# start of Record set

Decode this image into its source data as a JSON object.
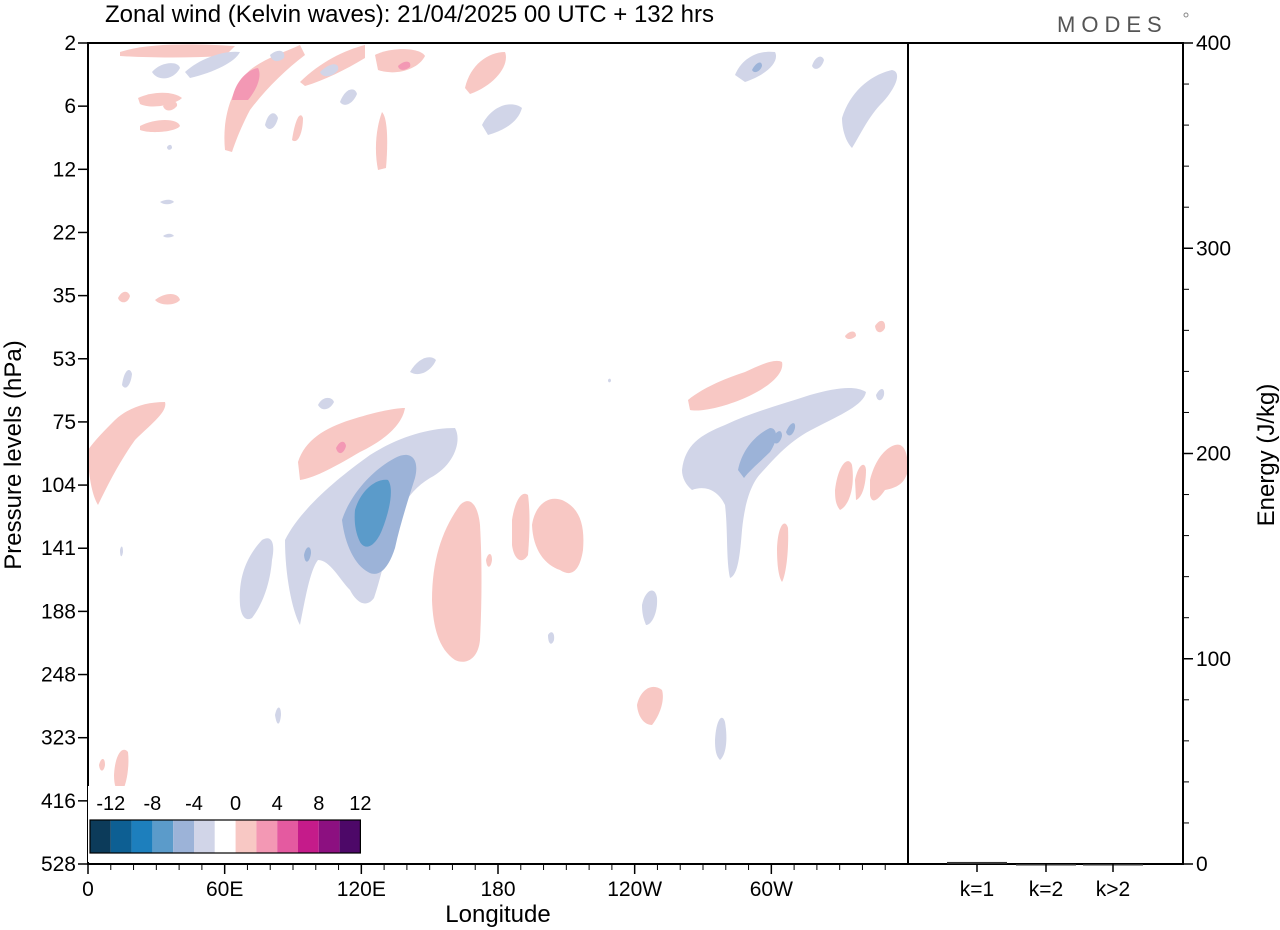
{
  "brand": "MODES",
  "chart_data": [
    {
      "type": "heatmap",
      "title": "Zonal wind (Kelvin waves):  21/04/2025  00 UTC  + 132 hrs",
      "xlabel": "Longitude",
      "ylabel": "Pressure levels (hPa)",
      "x_ticks": [
        "0",
        "60E",
        "120E",
        "180",
        "120W",
        "60W"
      ],
      "y_ticks": [
        "2",
        "6",
        "12",
        "22",
        "35",
        "53",
        "75",
        "104",
        "141",
        "188",
        "248",
        "323",
        "416",
        "528"
      ],
      "colorbar": {
        "labels": [
          "-12",
          "-8",
          "-4",
          "0",
          "4",
          "8",
          "12"
        ],
        "colors": [
          "#0c3b5a",
          "#0d5f93",
          "#1d7fbd",
          "#5b9bca",
          "#9cb3d8",
          "#d1d5e8",
          "#ffffff",
          "#f8c8c4",
          "#f398b4",
          "#e45aa0",
          "#c51b8a",
          "#8c1080",
          "#4d0868"
        ]
      }
    },
    {
      "type": "bar",
      "ylabel": "Energy (J/kg)",
      "categories": [
        "k=1",
        "k=2",
        "k>2"
      ],
      "values": [
        1,
        0,
        0
      ],
      "ylim": [
        0,
        400
      ],
      "y_ticks": [
        "0",
        "100",
        "200",
        "300",
        "400"
      ]
    }
  ]
}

# end of Record set

## What the task asks
Reproduce each record from above exactly; pictures do not belong in the copy.

## Complete response
Decode this image into its source data as a JSON object.
{
  "brand": "MODES",
  "chart_data": [
    {
      "type": "heatmap",
      "title": "Zonal wind (Kelvin waves):  21/04/2025  00 UTC  + 132 hrs",
      "xlabel": "Longitude",
      "ylabel": "Pressure levels (hPa)",
      "x_ticks": [
        "0",
        "60E",
        "120E",
        "180",
        "120W",
        "60W"
      ],
      "y_ticks": [
        "2",
        "6",
        "12",
        "22",
        "35",
        "53",
        "75",
        "104",
        "141",
        "188",
        "248",
        "323",
        "416",
        "528"
      ],
      "colorbar": {
        "labels": [
          "-12",
          "-8",
          "-4",
          "0",
          "4",
          "8",
          "12"
        ],
        "colors": [
          "#0c3b5a",
          "#0d5f93",
          "#1d7fbd",
          "#5b9bca",
          "#9cb3d8",
          "#d1d5e8",
          "#ffffff",
          "#f8c8c4",
          "#f398b4",
          "#e45aa0",
          "#c51b8a",
          "#8c1080",
          "#4d0868"
        ]
      }
    },
    {
      "type": "bar",
      "ylabel": "Energy (J/kg)",
      "categories": [
        "k=1",
        "k=2",
        "k>2"
      ],
      "values": [
        1,
        0,
        0
      ],
      "ylim": [
        0,
        400
      ],
      "y_ticks": [
        "0",
        "100",
        "200",
        "300",
        "400"
      ]
    }
  ]
}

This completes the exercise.